§ **DATA SUPPLIED**
┄┄┄┄┄┄
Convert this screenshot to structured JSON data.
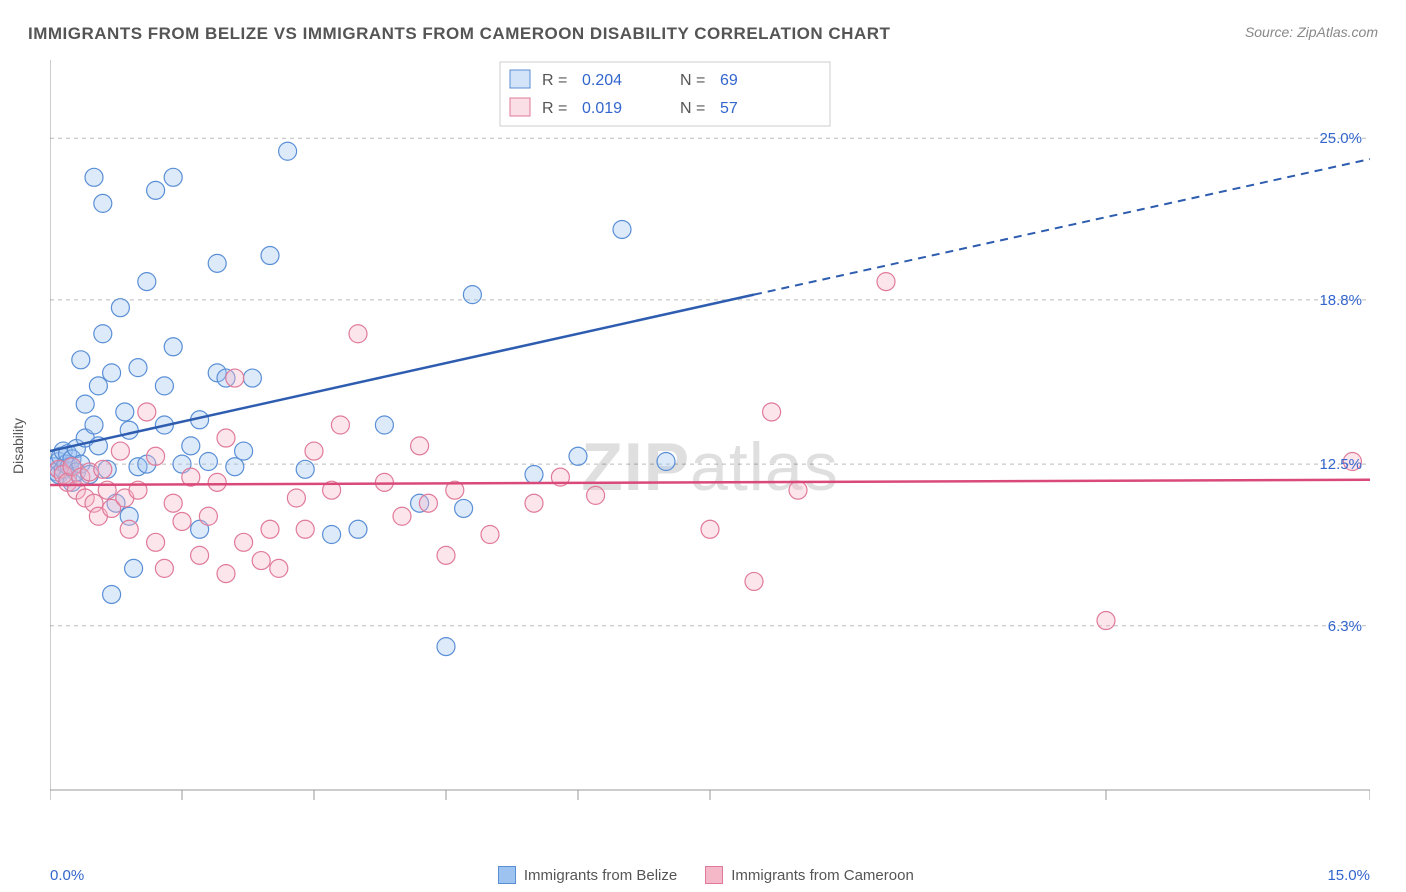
{
  "title": "IMMIGRANTS FROM BELIZE VS IMMIGRANTS FROM CAMEROON DISABILITY CORRELATION CHART",
  "source": "Source: ZipAtlas.com",
  "ylabel": "Disability",
  "watermark_light": "ZIP",
  "watermark_bold": "atlas",
  "chart": {
    "type": "scatter",
    "xlim": [
      0.0,
      15.0
    ],
    "ylim": [
      0.0,
      28.0
    ],
    "x_ticks_minor": [
      0.0,
      1.5,
      3.0,
      4.5,
      6.0,
      7.5,
      12.0,
      15.0
    ],
    "y_gridlines": [
      6.3,
      12.5,
      18.8,
      25.0
    ],
    "y_tick_labels": [
      "6.3%",
      "12.5%",
      "18.8%",
      "25.0%"
    ],
    "x_min_label": "0.0%",
    "x_max_label": "15.0%",
    "background_color": "#ffffff",
    "grid_color": "#bbbbbb",
    "axis_color": "#999999",
    "marker_radius": 9
  },
  "series": [
    {
      "name": "Immigrants from Belize",
      "color_fill": "#9dc3f0",
      "color_stroke": "#5a8fd6",
      "r_value": "0.204",
      "n_value": "69",
      "trend": {
        "x1": 0.0,
        "y1": 13.0,
        "x2": 8.0,
        "y2": 19.0,
        "x3": 15.0,
        "y3": 24.2,
        "color": "#2e5db0"
      },
      "points": [
        [
          0.05,
          12.4
        ],
        [
          0.08,
          12.2
        ],
        [
          0.1,
          12.6
        ],
        [
          0.1,
          12.1
        ],
        [
          0.12,
          12.8
        ],
        [
          0.15,
          12.3
        ],
        [
          0.15,
          13.0
        ],
        [
          0.18,
          12.5
        ],
        [
          0.2,
          12.0
        ],
        [
          0.2,
          12.9
        ],
        [
          0.22,
          12.4
        ],
        [
          0.25,
          12.7
        ],
        [
          0.25,
          11.8
        ],
        [
          0.3,
          12.2
        ],
        [
          0.3,
          13.1
        ],
        [
          0.35,
          12.5
        ],
        [
          0.35,
          16.5
        ],
        [
          0.4,
          13.5
        ],
        [
          0.4,
          14.8
        ],
        [
          0.45,
          12.1
        ],
        [
          0.5,
          14.0
        ],
        [
          0.5,
          23.5
        ],
        [
          0.55,
          15.5
        ],
        [
          0.55,
          13.2
        ],
        [
          0.6,
          17.5
        ],
        [
          0.6,
          22.5
        ],
        [
          0.65,
          12.3
        ],
        [
          0.7,
          16.0
        ],
        [
          0.7,
          7.5
        ],
        [
          0.75,
          11.0
        ],
        [
          0.8,
          18.5
        ],
        [
          0.85,
          14.5
        ],
        [
          0.9,
          13.8
        ],
        [
          0.9,
          10.5
        ],
        [
          0.95,
          8.5
        ],
        [
          1.0,
          12.4
        ],
        [
          1.0,
          16.2
        ],
        [
          1.1,
          19.5
        ],
        [
          1.1,
          12.5
        ],
        [
          1.2,
          23.0
        ],
        [
          1.3,
          15.5
        ],
        [
          1.3,
          14.0
        ],
        [
          1.4,
          23.5
        ],
        [
          1.4,
          17.0
        ],
        [
          1.5,
          12.5
        ],
        [
          1.6,
          13.2
        ],
        [
          1.7,
          14.2
        ],
        [
          1.7,
          10.0
        ],
        [
          1.8,
          12.6
        ],
        [
          1.9,
          20.2
        ],
        [
          1.9,
          16.0
        ],
        [
          2.0,
          15.8
        ],
        [
          2.1,
          12.4
        ],
        [
          2.2,
          13.0
        ],
        [
          2.3,
          15.8
        ],
        [
          2.5,
          20.5
        ],
        [
          2.7,
          24.5
        ],
        [
          2.9,
          12.3
        ],
        [
          3.2,
          9.8
        ],
        [
          3.5,
          10.0
        ],
        [
          3.8,
          14.0
        ],
        [
          4.2,
          11.0
        ],
        [
          4.5,
          5.5
        ],
        [
          4.7,
          10.8
        ],
        [
          4.8,
          19.0
        ],
        [
          5.5,
          12.1
        ],
        [
          6.0,
          12.8
        ],
        [
          6.5,
          21.5
        ],
        [
          7.0,
          12.6
        ]
      ]
    },
    {
      "name": "Immigrants from Cameroon",
      "color_fill": "#f5b8c8",
      "color_stroke": "#e07a9a",
      "r_value": "0.019",
      "n_value": "57",
      "trend": {
        "x1": 0.0,
        "y1": 11.7,
        "x2": 15.0,
        "y2": 11.9,
        "color": "#d94a7a"
      },
      "points": [
        [
          0.1,
          12.3
        ],
        [
          0.15,
          12.1
        ],
        [
          0.2,
          11.8
        ],
        [
          0.25,
          12.4
        ],
        [
          0.3,
          11.5
        ],
        [
          0.35,
          12.0
        ],
        [
          0.4,
          11.2
        ],
        [
          0.45,
          12.2
        ],
        [
          0.5,
          11.0
        ],
        [
          0.55,
          10.5
        ],
        [
          0.6,
          12.3
        ],
        [
          0.65,
          11.5
        ],
        [
          0.7,
          10.8
        ],
        [
          0.8,
          13.0
        ],
        [
          0.85,
          11.2
        ],
        [
          0.9,
          10.0
        ],
        [
          1.0,
          11.5
        ],
        [
          1.1,
          14.5
        ],
        [
          1.2,
          9.5
        ],
        [
          1.2,
          12.8
        ],
        [
          1.3,
          8.5
        ],
        [
          1.4,
          11.0
        ],
        [
          1.5,
          10.3
        ],
        [
          1.6,
          12.0
        ],
        [
          1.7,
          9.0
        ],
        [
          1.8,
          10.5
        ],
        [
          1.9,
          11.8
        ],
        [
          2.0,
          13.5
        ],
        [
          2.0,
          8.3
        ],
        [
          2.1,
          15.8
        ],
        [
          2.2,
          9.5
        ],
        [
          2.4,
          8.8
        ],
        [
          2.5,
          10.0
        ],
        [
          2.6,
          8.5
        ],
        [
          2.8,
          11.2
        ],
        [
          2.9,
          10.0
        ],
        [
          3.0,
          13.0
        ],
        [
          3.2,
          11.5
        ],
        [
          3.3,
          14.0
        ],
        [
          3.5,
          17.5
        ],
        [
          3.8,
          11.8
        ],
        [
          4.0,
          10.5
        ],
        [
          4.2,
          13.2
        ],
        [
          4.3,
          11.0
        ],
        [
          4.5,
          9.0
        ],
        [
          4.6,
          11.5
        ],
        [
          5.0,
          9.8
        ],
        [
          5.5,
          11.0
        ],
        [
          5.8,
          12.0
        ],
        [
          6.2,
          11.3
        ],
        [
          7.5,
          10.0
        ],
        [
          8.0,
          8.0
        ],
        [
          8.5,
          11.5
        ],
        [
          9.5,
          19.5
        ],
        [
          12.0,
          6.5
        ],
        [
          14.8,
          12.6
        ],
        [
          8.2,
          14.5
        ]
      ]
    }
  ],
  "legend_top": {
    "r_label": "R =",
    "n_label": "N ="
  },
  "footer_legend": [
    {
      "label": "Immigrants from Belize",
      "fill": "#9dc3f0",
      "stroke": "#5a8fd6"
    },
    {
      "label": "Immigrants from Cameroon",
      "fill": "#f5b8c8",
      "stroke": "#e07a9a"
    }
  ]
}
┄┄┄┄┄┄
§ **REQUIRED WORK**
Output, exactly, all the records above; include no pictures.

§ **WRITTEN SOLUTION**
Convert this screenshot to structured JSON data.
{
  "title": "IMMIGRANTS FROM BELIZE VS IMMIGRANTS FROM CAMEROON DISABILITY CORRELATION CHART",
  "source": "Source: ZipAtlas.com",
  "ylabel": "Disability",
  "watermark_light": "ZIP",
  "watermark_bold": "atlas",
  "chart": {
    "type": "scatter",
    "xlim": [
      0.0,
      15.0
    ],
    "ylim": [
      0.0,
      28.0
    ],
    "x_ticks_minor": [
      0.0,
      1.5,
      3.0,
      4.5,
      6.0,
      7.5,
      12.0,
      15.0
    ],
    "y_gridlines": [
      6.3,
      12.5,
      18.8,
      25.0
    ],
    "y_tick_labels": [
      "6.3%",
      "12.5%",
      "18.8%",
      "25.0%"
    ],
    "x_min_label": "0.0%",
    "x_max_label": "15.0%",
    "background_color": "#ffffff",
    "grid_color": "#bbbbbb",
    "axis_color": "#999999",
    "marker_radius": 9
  },
  "series": [
    {
      "name": "Immigrants from Belize",
      "color_fill": "#9dc3f0",
      "color_stroke": "#5a8fd6",
      "r_value": "0.204",
      "n_value": "69",
      "trend": {
        "x1": 0.0,
        "y1": 13.0,
        "x2": 8.0,
        "y2": 19.0,
        "x3": 15.0,
        "y3": 24.2,
        "color": "#2e5db0"
      },
      "points": [
        [
          0.05,
          12.4
        ],
        [
          0.08,
          12.2
        ],
        [
          0.1,
          12.6
        ],
        [
          0.1,
          12.1
        ],
        [
          0.12,
          12.8
        ],
        [
          0.15,
          12.3
        ],
        [
          0.15,
          13.0
        ],
        [
          0.18,
          12.5
        ],
        [
          0.2,
          12.0
        ],
        [
          0.2,
          12.9
        ],
        [
          0.22,
          12.4
        ],
        [
          0.25,
          12.7
        ],
        [
          0.25,
          11.8
        ],
        [
          0.3,
          12.2
        ],
        [
          0.3,
          13.1
        ],
        [
          0.35,
          12.5
        ],
        [
          0.35,
          16.5
        ],
        [
          0.4,
          13.5
        ],
        [
          0.4,
          14.8
        ],
        [
          0.45,
          12.1
        ],
        [
          0.5,
          14.0
        ],
        [
          0.5,
          23.5
        ],
        [
          0.55,
          15.5
        ],
        [
          0.55,
          13.2
        ],
        [
          0.6,
          17.5
        ],
        [
          0.6,
          22.5
        ],
        [
          0.65,
          12.3
        ],
        [
          0.7,
          16.0
        ],
        [
          0.7,
          7.5
        ],
        [
          0.75,
          11.0
        ],
        [
          0.8,
          18.5
        ],
        [
          0.85,
          14.5
        ],
        [
          0.9,
          13.8
        ],
        [
          0.9,
          10.5
        ],
        [
          0.95,
          8.5
        ],
        [
          1.0,
          12.4
        ],
        [
          1.0,
          16.2
        ],
        [
          1.1,
          19.5
        ],
        [
          1.1,
          12.5
        ],
        [
          1.2,
          23.0
        ],
        [
          1.3,
          15.5
        ],
        [
          1.3,
          14.0
        ],
        [
          1.4,
          23.5
        ],
        [
          1.4,
          17.0
        ],
        [
          1.5,
          12.5
        ],
        [
          1.6,
          13.2
        ],
        [
          1.7,
          14.2
        ],
        [
          1.7,
          10.0
        ],
        [
          1.8,
          12.6
        ],
        [
          1.9,
          20.2
        ],
        [
          1.9,
          16.0
        ],
        [
          2.0,
          15.8
        ],
        [
          2.1,
          12.4
        ],
        [
          2.2,
          13.0
        ],
        [
          2.3,
          15.8
        ],
        [
          2.5,
          20.5
        ],
        [
          2.7,
          24.5
        ],
        [
          2.9,
          12.3
        ],
        [
          3.2,
          9.8
        ],
        [
          3.5,
          10.0
        ],
        [
          3.8,
          14.0
        ],
        [
          4.2,
          11.0
        ],
        [
          4.5,
          5.5
        ],
        [
          4.7,
          10.8
        ],
        [
          4.8,
          19.0
        ],
        [
          5.5,
          12.1
        ],
        [
          6.0,
          12.8
        ],
        [
          6.5,
          21.5
        ],
        [
          7.0,
          12.6
        ]
      ]
    },
    {
      "name": "Immigrants from Cameroon",
      "color_fill": "#f5b8c8",
      "color_stroke": "#e07a9a",
      "r_value": "0.019",
      "n_value": "57",
      "trend": {
        "x1": 0.0,
        "y1": 11.7,
        "x2": 15.0,
        "y2": 11.9,
        "color": "#d94a7a"
      },
      "points": [
        [
          0.1,
          12.3
        ],
        [
          0.15,
          12.1
        ],
        [
          0.2,
          11.8
        ],
        [
          0.25,
          12.4
        ],
        [
          0.3,
          11.5
        ],
        [
          0.35,
          12.0
        ],
        [
          0.4,
          11.2
        ],
        [
          0.45,
          12.2
        ],
        [
          0.5,
          11.0
        ],
        [
          0.55,
          10.5
        ],
        [
          0.6,
          12.3
        ],
        [
          0.65,
          11.5
        ],
        [
          0.7,
          10.8
        ],
        [
          0.8,
          13.0
        ],
        [
          0.85,
          11.2
        ],
        [
          0.9,
          10.0
        ],
        [
          1.0,
          11.5
        ],
        [
          1.1,
          14.5
        ],
        [
          1.2,
          9.5
        ],
        [
          1.2,
          12.8
        ],
        [
          1.3,
          8.5
        ],
        [
          1.4,
          11.0
        ],
        [
          1.5,
          10.3
        ],
        [
          1.6,
          12.0
        ],
        [
          1.7,
          9.0
        ],
        [
          1.8,
          10.5
        ],
        [
          1.9,
          11.8
        ],
        [
          2.0,
          13.5
        ],
        [
          2.0,
          8.3
        ],
        [
          2.1,
          15.8
        ],
        [
          2.2,
          9.5
        ],
        [
          2.4,
          8.8
        ],
        [
          2.5,
          10.0
        ],
        [
          2.6,
          8.5
        ],
        [
          2.8,
          11.2
        ],
        [
          2.9,
          10.0
        ],
        [
          3.0,
          13.0
        ],
        [
          3.2,
          11.5
        ],
        [
          3.3,
          14.0
        ],
        [
          3.5,
          17.5
        ],
        [
          3.8,
          11.8
        ],
        [
          4.0,
          10.5
        ],
        [
          4.2,
          13.2
        ],
        [
          4.3,
          11.0
        ],
        [
          4.5,
          9.0
        ],
        [
          4.6,
          11.5
        ],
        [
          5.0,
          9.8
        ],
        [
          5.5,
          11.0
        ],
        [
          5.8,
          12.0
        ],
        [
          6.2,
          11.3
        ],
        [
          7.5,
          10.0
        ],
        [
          8.0,
          8.0
        ],
        [
          8.5,
          11.5
        ],
        [
          9.5,
          19.5
        ],
        [
          12.0,
          6.5
        ],
        [
          14.8,
          12.6
        ],
        [
          8.2,
          14.5
        ]
      ]
    }
  ],
  "legend_top": {
    "r_label": "R =",
    "n_label": "N ="
  },
  "footer_legend": [
    {
      "label": "Immigrants from Belize",
      "fill": "#9dc3f0",
      "stroke": "#5a8fd6"
    },
    {
      "label": "Immigrants from Cameroon",
      "fill": "#f5b8c8",
      "stroke": "#e07a9a"
    }
  ]
}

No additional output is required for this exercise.